* WHAT YOU NEED TO DO
Quote the full listing word for word.

(Recorded data)
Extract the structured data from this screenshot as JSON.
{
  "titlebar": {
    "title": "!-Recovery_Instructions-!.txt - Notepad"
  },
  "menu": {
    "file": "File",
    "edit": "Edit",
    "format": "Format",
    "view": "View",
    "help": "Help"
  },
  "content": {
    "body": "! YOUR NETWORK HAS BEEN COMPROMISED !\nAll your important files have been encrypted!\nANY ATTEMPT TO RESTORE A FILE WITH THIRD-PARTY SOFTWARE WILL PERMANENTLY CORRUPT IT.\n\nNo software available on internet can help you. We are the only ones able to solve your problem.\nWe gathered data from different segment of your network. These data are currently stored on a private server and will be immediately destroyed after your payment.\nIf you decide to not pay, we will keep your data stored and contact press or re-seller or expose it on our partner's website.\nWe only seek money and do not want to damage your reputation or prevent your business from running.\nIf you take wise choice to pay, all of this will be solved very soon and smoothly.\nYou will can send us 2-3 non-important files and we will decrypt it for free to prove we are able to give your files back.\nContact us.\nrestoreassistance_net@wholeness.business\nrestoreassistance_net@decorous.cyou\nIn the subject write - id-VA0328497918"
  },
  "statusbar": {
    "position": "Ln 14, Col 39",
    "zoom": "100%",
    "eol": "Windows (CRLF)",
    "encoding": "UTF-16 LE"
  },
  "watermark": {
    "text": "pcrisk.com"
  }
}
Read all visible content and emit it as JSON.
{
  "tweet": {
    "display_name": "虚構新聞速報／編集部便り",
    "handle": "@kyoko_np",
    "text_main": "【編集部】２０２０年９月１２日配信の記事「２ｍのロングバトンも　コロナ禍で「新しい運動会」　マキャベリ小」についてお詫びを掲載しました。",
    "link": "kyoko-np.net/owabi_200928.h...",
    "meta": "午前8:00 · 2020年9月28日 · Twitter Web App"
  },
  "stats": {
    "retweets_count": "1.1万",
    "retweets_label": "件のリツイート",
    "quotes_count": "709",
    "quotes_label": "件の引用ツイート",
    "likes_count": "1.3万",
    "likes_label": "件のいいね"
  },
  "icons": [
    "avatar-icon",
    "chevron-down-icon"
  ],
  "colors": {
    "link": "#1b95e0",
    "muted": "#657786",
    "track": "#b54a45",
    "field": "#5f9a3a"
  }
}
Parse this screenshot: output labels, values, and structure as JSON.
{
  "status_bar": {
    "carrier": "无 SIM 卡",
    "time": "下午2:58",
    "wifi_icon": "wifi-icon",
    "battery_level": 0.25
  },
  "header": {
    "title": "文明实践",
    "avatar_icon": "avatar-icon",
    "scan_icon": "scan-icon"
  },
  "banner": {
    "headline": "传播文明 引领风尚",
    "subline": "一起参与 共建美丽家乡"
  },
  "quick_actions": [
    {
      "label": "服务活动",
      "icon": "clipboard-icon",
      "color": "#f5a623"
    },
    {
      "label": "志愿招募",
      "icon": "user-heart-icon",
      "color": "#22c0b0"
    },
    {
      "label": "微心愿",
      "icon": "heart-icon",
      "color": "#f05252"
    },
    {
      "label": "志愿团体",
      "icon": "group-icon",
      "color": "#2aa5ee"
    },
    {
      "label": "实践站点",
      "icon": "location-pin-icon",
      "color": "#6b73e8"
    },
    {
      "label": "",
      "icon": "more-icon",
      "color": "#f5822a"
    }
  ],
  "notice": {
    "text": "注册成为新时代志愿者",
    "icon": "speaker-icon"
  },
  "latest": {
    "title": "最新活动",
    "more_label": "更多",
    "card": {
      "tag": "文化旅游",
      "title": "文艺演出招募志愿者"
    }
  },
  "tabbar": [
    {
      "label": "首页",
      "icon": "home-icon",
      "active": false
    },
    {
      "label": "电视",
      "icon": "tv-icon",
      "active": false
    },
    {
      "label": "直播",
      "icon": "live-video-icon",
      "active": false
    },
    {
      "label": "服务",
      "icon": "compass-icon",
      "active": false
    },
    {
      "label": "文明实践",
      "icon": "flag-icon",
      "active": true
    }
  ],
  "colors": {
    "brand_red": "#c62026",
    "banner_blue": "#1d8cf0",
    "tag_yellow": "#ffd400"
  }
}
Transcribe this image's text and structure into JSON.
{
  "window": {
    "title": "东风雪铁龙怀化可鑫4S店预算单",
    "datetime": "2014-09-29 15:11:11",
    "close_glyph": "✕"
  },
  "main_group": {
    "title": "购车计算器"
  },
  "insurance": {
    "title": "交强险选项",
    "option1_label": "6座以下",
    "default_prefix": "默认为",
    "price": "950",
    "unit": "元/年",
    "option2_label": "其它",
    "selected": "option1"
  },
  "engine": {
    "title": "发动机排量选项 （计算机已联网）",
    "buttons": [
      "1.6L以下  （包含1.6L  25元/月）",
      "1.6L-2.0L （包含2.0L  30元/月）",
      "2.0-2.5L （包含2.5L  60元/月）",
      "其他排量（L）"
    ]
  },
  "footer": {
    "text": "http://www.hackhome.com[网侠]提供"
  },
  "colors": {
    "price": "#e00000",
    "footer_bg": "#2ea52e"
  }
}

* EXERCISE ANSWER
Extract the structured data from this screenshot as JSON.
{
  "titlebar": {
    "title": "!-Recovery_Instructions-!.txt - Notepad"
  },
  "menu": {
    "file": "File",
    "edit": "Edit",
    "format": "Format",
    "view": "View",
    "help": "Help"
  },
  "content": {
    "body": "! YOUR NETWORK HAS BEEN COMPROMISED !\nAll your important files have been encrypted!\nANY ATTEMPT TO RESTORE A FILE WITH THIRD-PARTY SOFTWARE WILL PERMANENTLY CORRUPT IT.\n\nNo software available on internet can help you. We are the only ones able to solve your problem.\nWe gathered data from different segment of your network. These data are currently stored on a private server and will be immediately destroyed after your payment.\nIf you decide to not pay, we will keep your data stored and contact press or re-seller or expose it on our partner's website.\nWe only seek money and do not want to damage your reputation or prevent your business from running.\nIf you take wise choice to pay, all of this will be solved very soon and smoothly.\nYou will can send us 2-3 non-important files and we will decrypt it for free to prove we are able to give your files back.\nContact us.\nrestoreassistance_net@wholeness.business\nrestoreassistance_net@decorous.cyou\nIn the subject write - id-VA0328497918"
  },
  "statusbar": {
    "position": "Ln 14, Col 39",
    "zoom": "100%",
    "eol": "Windows (CRLF)",
    "encoding": "UTF-16 LE"
  },
  "watermark": {
    "text": "pcrisk.com"
  }
}
Read all visible content and emit it as JSON.
{
  "tweet": {
    "display_name": "虚構新聞速報／編集部便り",
    "handle": "@kyoko_np",
    "text_main": "【編集部】２０２０年９月１２日配信の記事「２ｍのロングバトンも　コロナ禍で「新しい運動会」　マキャベリ小」についてお詫びを掲載しました。",
    "link": "kyoko-np.net/owabi_200928.h...",
    "meta": "午前8:00 · 2020年9月28日 · Twitter Web App"
  },
  "stats": {
    "retweets_count": "1.1万",
    "retweets_label": "件のリツイート",
    "quotes_count": "709",
    "quotes_label": "件の引用ツイート",
    "likes_count": "1.3万",
    "likes_label": "件のいいね"
  },
  "icons": [
    "avatar-icon",
    "chevron-down-icon"
  ],
  "colors": {
    "link": "#1b95e0",
    "muted": "#657786",
    "track": "#b54a45",
    "field": "#5f9a3a"
  }
}
Parse this screenshot: output labels, values, and structure as JSON.
{
  "status_bar": {
    "carrier": "无 SIM 卡",
    "time": "下午2:58",
    "wifi_icon": "wifi-icon",
    "battery_level": 0.25
  },
  "header": {
    "title": "文明实践",
    "avatar_icon": "avatar-icon",
    "scan_icon": "scan-icon"
  },
  "banner": {
    "headline": "传播文明 引领风尚",
    "subline": "一起参与 共建美丽家乡"
  },
  "quick_actions": [
    {
      "label": "服务活动",
      "icon": "clipboard-icon",
      "color": "#f5a623"
    },
    {
      "label": "志愿招募",
      "icon": "user-heart-icon",
      "color": "#22c0b0"
    },
    {
      "label": "微心愿",
      "icon": "heart-icon",
      "color": "#f05252"
    },
    {
      "label": "志愿团体",
      "icon": "group-icon",
      "color": "#2aa5ee"
    },
    {
      "label": "实践站点",
      "icon": "location-pin-icon",
      "color": "#6b73e8"
    },
    {
      "label": "",
      "icon": "more-icon",
      "color": "#f5822a"
    }
  ],
  "notice": {
    "text": "注册成为新时代志愿者",
    "icon": "speaker-icon"
  },
  "latest": {
    "title": "最新活动",
    "more_label": "更多",
    "card": {
      "tag": "文化旅游",
      "title": "文艺演出招募志愿者"
    }
  },
  "tabbar": [
    {
      "label": "首页",
      "icon": "home-icon",
      "active": false
    },
    {
      "label": "电视",
      "icon": "tv-icon",
      "active": false
    },
    {
      "label": "直播",
      "icon": "live-video-icon",
      "active": false
    },
    {
      "label": "服务",
      "icon": "compass-icon",
      "active": false
    },
    {
      "label": "文明实践",
      "icon": "flag-icon",
      "active": true
    }
  ],
  "colors": {
    "brand_red": "#c62026",
    "banner_blue": "#1d8cf0",
    "tag_yellow": "#ffd400"
  }
}
Transcribe this image's text and structure into JSON.
{
  "window": {
    "title": "东风雪铁龙怀化可鑫4S店预算单",
    "datetime": "2014-09-29 15:11:11",
    "close_glyph": "✕"
  },
  "main_group": {
    "title": "购车计算器"
  },
  "insurance": {
    "title": "交强险选项",
    "option1_label": "6座以下",
    "default_prefix": "默认为",
    "price": "950",
    "unit": "元/年",
    "option2_label": "其它",
    "selected": "option1"
  },
  "engine": {
    "title": "发动机排量选项 （计算机已联网）",
    "buttons": [
      "1.6L以下  （包含1.6L  25元/月）",
      "1.6L-2.0L （包含2.0L  30元/月）",
      "2.0-2.5L （包含2.5L  60元/月）",
      "其他排量（L）"
    ]
  },
  "footer": {
    "text": "http://www.hackhome.com[网侠]提供"
  },
  "colors": {
    "price": "#e00000",
    "footer_bg": "#2ea52e"
  }
}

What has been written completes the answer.